(Rows from a dataset)
# # # #
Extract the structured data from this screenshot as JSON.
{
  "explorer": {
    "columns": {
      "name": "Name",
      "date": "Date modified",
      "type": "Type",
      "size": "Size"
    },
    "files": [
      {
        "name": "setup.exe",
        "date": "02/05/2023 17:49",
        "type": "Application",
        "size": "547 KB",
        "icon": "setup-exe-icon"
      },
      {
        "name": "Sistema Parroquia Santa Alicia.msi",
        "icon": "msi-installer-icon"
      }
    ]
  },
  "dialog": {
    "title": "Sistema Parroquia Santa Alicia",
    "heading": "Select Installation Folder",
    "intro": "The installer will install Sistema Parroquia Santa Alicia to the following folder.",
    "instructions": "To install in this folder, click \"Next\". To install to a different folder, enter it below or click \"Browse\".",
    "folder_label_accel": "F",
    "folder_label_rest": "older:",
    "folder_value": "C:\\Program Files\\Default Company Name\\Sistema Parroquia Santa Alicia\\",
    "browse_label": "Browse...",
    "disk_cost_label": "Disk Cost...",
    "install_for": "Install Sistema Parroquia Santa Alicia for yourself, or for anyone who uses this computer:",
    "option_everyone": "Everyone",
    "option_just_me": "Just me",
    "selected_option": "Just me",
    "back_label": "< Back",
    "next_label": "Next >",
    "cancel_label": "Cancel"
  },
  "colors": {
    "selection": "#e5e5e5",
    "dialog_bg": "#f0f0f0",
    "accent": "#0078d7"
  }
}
# # # #
• **Instruction**
Repeat the preceding lines exactly, please, every one of them.

• **Solved exercise**
Extract the structured data from this screenshot as JSON.
{
  "explorer": {
    "columns": {
      "name": "Name",
      "date": "Date modified",
      "type": "Type",
      "size": "Size"
    },
    "files": [
      {
        "name": "setup.exe",
        "date": "02/05/2023 17:49",
        "type": "Application",
        "size": "547 KB",
        "icon": "setup-exe-icon"
      },
      {
        "name": "Sistema Parroquia Santa Alicia.msi",
        "icon": "msi-installer-icon"
      }
    ]
  },
  "dialog": {
    "title": "Sistema Parroquia Santa Alicia",
    "heading": "Select Installation Folder",
    "intro": "The installer will install Sistema Parroquia Santa Alicia to the following folder.",
    "instructions": "To install in this folder, click \"Next\". To install to a different folder, enter it below or click \"Browse\".",
    "folder_label_accel": "F",
    "folder_label_rest": "older:",
    "folder_value": "C:\\Program Files\\Default Company Name\\Sistema Parroquia Santa Alicia\\",
    "browse_label": "Browse...",
    "disk_cost_label": "Disk Cost...",
    "install_for": "Install Sistema Parroquia Santa Alicia for yourself, or for anyone who uses this computer:",
    "option_everyone": "Everyone",
    "option_just_me": "Just me",
    "selected_option": "Just me",
    "back_label": "< Back",
    "next_label": "Next >",
    "cancel_label": "Cancel"
  },
  "colors": {
    "selection": "#e5e5e5",
    "dialog_bg": "#f0f0f0",
    "accent": "#0078d7"
  }
}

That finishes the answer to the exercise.